Problem to solve ->
Each entry has to be copied exactly, with nothing missed.

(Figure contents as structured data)
--*--
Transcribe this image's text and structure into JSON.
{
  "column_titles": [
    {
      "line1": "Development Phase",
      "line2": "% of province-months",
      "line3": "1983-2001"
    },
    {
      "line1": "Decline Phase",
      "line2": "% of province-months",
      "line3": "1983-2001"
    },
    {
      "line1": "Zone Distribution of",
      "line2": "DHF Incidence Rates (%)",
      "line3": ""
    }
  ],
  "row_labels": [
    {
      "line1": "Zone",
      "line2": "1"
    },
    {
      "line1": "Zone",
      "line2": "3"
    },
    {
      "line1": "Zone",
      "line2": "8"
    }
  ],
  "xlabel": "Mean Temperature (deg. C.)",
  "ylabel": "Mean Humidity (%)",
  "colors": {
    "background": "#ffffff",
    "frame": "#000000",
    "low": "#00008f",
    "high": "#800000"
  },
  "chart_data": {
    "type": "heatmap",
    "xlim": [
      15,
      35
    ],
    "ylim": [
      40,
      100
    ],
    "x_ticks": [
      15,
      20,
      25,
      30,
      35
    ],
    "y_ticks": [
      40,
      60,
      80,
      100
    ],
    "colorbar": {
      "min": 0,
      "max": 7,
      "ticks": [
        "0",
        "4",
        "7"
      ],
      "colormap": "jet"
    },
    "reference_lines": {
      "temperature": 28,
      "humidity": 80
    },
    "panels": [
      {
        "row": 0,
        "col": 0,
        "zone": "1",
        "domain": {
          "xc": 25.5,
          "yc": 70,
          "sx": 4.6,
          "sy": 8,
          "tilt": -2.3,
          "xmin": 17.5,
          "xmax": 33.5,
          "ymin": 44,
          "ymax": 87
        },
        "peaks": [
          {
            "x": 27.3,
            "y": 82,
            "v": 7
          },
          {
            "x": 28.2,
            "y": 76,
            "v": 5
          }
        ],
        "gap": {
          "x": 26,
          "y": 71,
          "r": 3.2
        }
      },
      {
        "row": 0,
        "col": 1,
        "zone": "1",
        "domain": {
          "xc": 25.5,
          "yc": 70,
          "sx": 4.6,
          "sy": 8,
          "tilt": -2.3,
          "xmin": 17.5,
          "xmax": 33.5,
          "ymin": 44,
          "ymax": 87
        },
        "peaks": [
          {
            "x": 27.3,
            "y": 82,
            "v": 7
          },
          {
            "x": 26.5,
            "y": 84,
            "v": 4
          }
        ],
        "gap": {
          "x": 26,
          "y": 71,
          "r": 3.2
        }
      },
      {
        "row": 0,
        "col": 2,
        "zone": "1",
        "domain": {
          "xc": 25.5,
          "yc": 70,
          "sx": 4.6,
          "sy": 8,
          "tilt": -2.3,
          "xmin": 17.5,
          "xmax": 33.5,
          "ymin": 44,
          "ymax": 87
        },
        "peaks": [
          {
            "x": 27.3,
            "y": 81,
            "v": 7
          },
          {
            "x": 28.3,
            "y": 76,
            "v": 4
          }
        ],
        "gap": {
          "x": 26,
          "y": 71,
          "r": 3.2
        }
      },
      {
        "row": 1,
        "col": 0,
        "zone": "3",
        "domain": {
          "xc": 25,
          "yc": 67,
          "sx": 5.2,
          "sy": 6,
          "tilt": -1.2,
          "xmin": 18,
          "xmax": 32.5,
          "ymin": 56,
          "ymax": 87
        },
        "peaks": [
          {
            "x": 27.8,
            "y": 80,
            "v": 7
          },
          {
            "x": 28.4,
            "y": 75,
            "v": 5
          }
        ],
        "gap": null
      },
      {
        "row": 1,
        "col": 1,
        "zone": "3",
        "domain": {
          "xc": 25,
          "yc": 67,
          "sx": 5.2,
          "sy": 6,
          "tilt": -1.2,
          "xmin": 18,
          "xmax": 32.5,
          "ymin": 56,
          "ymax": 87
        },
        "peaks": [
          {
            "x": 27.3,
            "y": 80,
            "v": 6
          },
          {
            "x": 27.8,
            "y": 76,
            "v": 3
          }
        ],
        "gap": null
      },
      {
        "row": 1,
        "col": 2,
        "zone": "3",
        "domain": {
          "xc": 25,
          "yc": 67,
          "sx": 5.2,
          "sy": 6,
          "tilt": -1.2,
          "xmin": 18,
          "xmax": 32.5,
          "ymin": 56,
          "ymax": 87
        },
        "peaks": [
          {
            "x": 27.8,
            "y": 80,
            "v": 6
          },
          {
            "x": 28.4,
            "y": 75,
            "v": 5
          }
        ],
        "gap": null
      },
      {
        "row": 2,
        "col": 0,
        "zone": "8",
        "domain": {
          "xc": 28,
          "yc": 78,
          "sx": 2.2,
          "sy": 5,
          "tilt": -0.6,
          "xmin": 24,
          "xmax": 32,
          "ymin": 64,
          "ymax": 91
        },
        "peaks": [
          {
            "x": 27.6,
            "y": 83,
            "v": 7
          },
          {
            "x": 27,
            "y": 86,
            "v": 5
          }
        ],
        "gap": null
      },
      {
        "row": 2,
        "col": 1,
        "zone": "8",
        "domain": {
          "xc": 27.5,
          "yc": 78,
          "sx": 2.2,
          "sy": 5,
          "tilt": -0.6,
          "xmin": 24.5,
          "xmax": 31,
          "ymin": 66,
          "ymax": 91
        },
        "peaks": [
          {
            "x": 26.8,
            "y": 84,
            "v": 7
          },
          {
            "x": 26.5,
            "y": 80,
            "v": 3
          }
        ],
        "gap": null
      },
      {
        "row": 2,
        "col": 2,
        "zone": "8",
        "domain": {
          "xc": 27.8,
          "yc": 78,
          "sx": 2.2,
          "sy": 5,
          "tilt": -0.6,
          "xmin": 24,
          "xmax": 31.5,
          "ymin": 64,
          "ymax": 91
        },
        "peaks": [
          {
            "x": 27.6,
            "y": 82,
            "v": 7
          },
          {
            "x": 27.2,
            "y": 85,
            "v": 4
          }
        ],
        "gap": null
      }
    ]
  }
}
--*--
Exercise result ->
Transcribe this image's text and structure into JSON.
{
  "column_titles": [
    {
      "line1": "Development Phase",
      "line2": "% of province-months",
      "line3": "1983-2001"
    },
    {
      "line1": "Decline Phase",
      "line2": "% of province-months",
      "line3": "1983-2001"
    },
    {
      "line1": "Zone Distribution of",
      "line2": "DHF Incidence Rates (%)",
      "line3": ""
    }
  ],
  "row_labels": [
    {
      "line1": "Zone",
      "line2": "1"
    },
    {
      "line1": "Zone",
      "line2": "3"
    },
    {
      "line1": "Zone",
      "line2": "8"
    }
  ],
  "xlabel": "Mean Temperature (deg. C.)",
  "ylabel": "Mean Humidity (%)",
  "colors": {
    "background": "#ffffff",
    "frame": "#000000",
    "low": "#00008f",
    "high": "#800000"
  },
  "chart_data": {
    "type": "heatmap",
    "xlim": [
      15,
      35
    ],
    "ylim": [
      40,
      100
    ],
    "x_ticks": [
      15,
      20,
      25,
      30,
      35
    ],
    "y_ticks": [
      40,
      60,
      80,
      100
    ],
    "colorbar": {
      "min": 0,
      "max": 7,
      "ticks": [
        "0",
        "4",
        "7"
      ],
      "colormap": "jet"
    },
    "reference_lines": {
      "temperature": 28,
      "humidity": 80
    },
    "panels": [
      {
        "row": 0,
        "col": 0,
        "zone": "1",
        "domain": {
          "xc": 25.5,
          "yc": 70,
          "sx": 4.6,
          "sy": 8,
          "tilt": -2.3,
          "xmin": 17.5,
          "xmax": 33.5,
          "ymin": 44,
          "ymax": 87
        },
        "peaks": [
          {
            "x": 27.3,
            "y": 82,
            "v": 7
          },
          {
            "x": 28.2,
            "y": 76,
            "v": 5
          }
        ],
        "gap": {
          "x": 26,
          "y": 71,
          "r": 3.2
        }
      },
      {
        "row": 0,
        "col": 1,
        "zone": "1",
        "domain": {
          "xc": 25.5,
          "yc": 70,
          "sx": 4.6,
          "sy": 8,
          "tilt": -2.3,
          "xmin": 17.5,
          "xmax": 33.5,
          "ymin": 44,
          "ymax": 87
        },
        "peaks": [
          {
            "x": 27.3,
            "y": 82,
            "v": 7
          },
          {
            "x": 26.5,
            "y": 84,
            "v": 4
          }
        ],
        "gap": {
          "x": 26,
          "y": 71,
          "r": 3.2
        }
      },
      {
        "row": 0,
        "col": 2,
        "zone": "1",
        "domain": {
          "xc": 25.5,
          "yc": 70,
          "sx": 4.6,
          "sy": 8,
          "tilt": -2.3,
          "xmin": 17.5,
          "xmax": 33.5,
          "ymin": 44,
          "ymax": 87
        },
        "peaks": [
          {
            "x": 27.3,
            "y": 81,
            "v": 7
          },
          {
            "x": 28.3,
            "y": 76,
            "v": 4
          }
        ],
        "gap": {
          "x": 26,
          "y": 71,
          "r": 3.2
        }
      },
      {
        "row": 1,
        "col": 0,
        "zone": "3",
        "domain": {
          "xc": 25,
          "yc": 67,
          "sx": 5.2,
          "sy": 6,
          "tilt": -1.2,
          "xmin": 18,
          "xmax": 32.5,
          "ymin": 56,
          "ymax": 87
        },
        "peaks": [
          {
            "x": 27.8,
            "y": 80,
            "v": 7
          },
          {
            "x": 28.4,
            "y": 75,
            "v": 5
          }
        ],
        "gap": null
      },
      {
        "row": 1,
        "col": 1,
        "zone": "3",
        "domain": {
          "xc": 25,
          "yc": 67,
          "sx": 5.2,
          "sy": 6,
          "tilt": -1.2,
          "xmin": 18,
          "xmax": 32.5,
          "ymin": 56,
          "ymax": 87
        },
        "peaks": [
          {
            "x": 27.3,
            "y": 80,
            "v": 6
          },
          {
            "x": 27.8,
            "y": 76,
            "v": 3
          }
        ],
        "gap": null
      },
      {
        "row": 1,
        "col": 2,
        "zone": "3",
        "domain": {
          "xc": 25,
          "yc": 67,
          "sx": 5.2,
          "sy": 6,
          "tilt": -1.2,
          "xmin": 18,
          "xmax": 32.5,
          "ymin": 56,
          "ymax": 87
        },
        "peaks": [
          {
            "x": 27.8,
            "y": 80,
            "v": 6
          },
          {
            "x": 28.4,
            "y": 75,
            "v": 5
          }
        ],
        "gap": null
      },
      {
        "row": 2,
        "col": 0,
        "zone": "8",
        "domain": {
          "xc": 28,
          "yc": 78,
          "sx": 2.2,
          "sy": 5,
          "tilt": -0.6,
          "xmin": 24,
          "xmax": 32,
          "ymin": 64,
          "ymax": 91
        },
        "peaks": [
          {
            "x": 27.6,
            "y": 83,
            "v": 7
          },
          {
            "x": 27,
            "y": 86,
            "v": 5
          }
        ],
        "gap": null
      },
      {
        "row": 2,
        "col": 1,
        "zone": "8",
        "domain": {
          "xc": 27.5,
          "yc": 78,
          "sx": 2.2,
          "sy": 5,
          "tilt": -0.6,
          "xmin": 24.5,
          "xmax": 31,
          "ymin": 66,
          "ymax": 91
        },
        "peaks": [
          {
            "x": 26.8,
            "y": 84,
            "v": 7
          },
          {
            "x": 26.5,
            "y": 80,
            "v": 3
          }
        ],
        "gap": null
      },
      {
        "row": 2,
        "col": 2,
        "zone": "8",
        "domain": {
          "xc": 27.8,
          "yc": 78,
          "sx": 2.2,
          "sy": 5,
          "tilt": -0.6,
          "xmin": 24,
          "xmax": 31.5,
          "ymin": 64,
          "ymax": 91
        },
        "peaks": [
          {
            "x": 27.6,
            "y": 82,
            "v": 7
          },
          {
            "x": 27.2,
            "y": 85,
            "v": 4
          }
        ],
        "gap": null
      }
    ]
  }
}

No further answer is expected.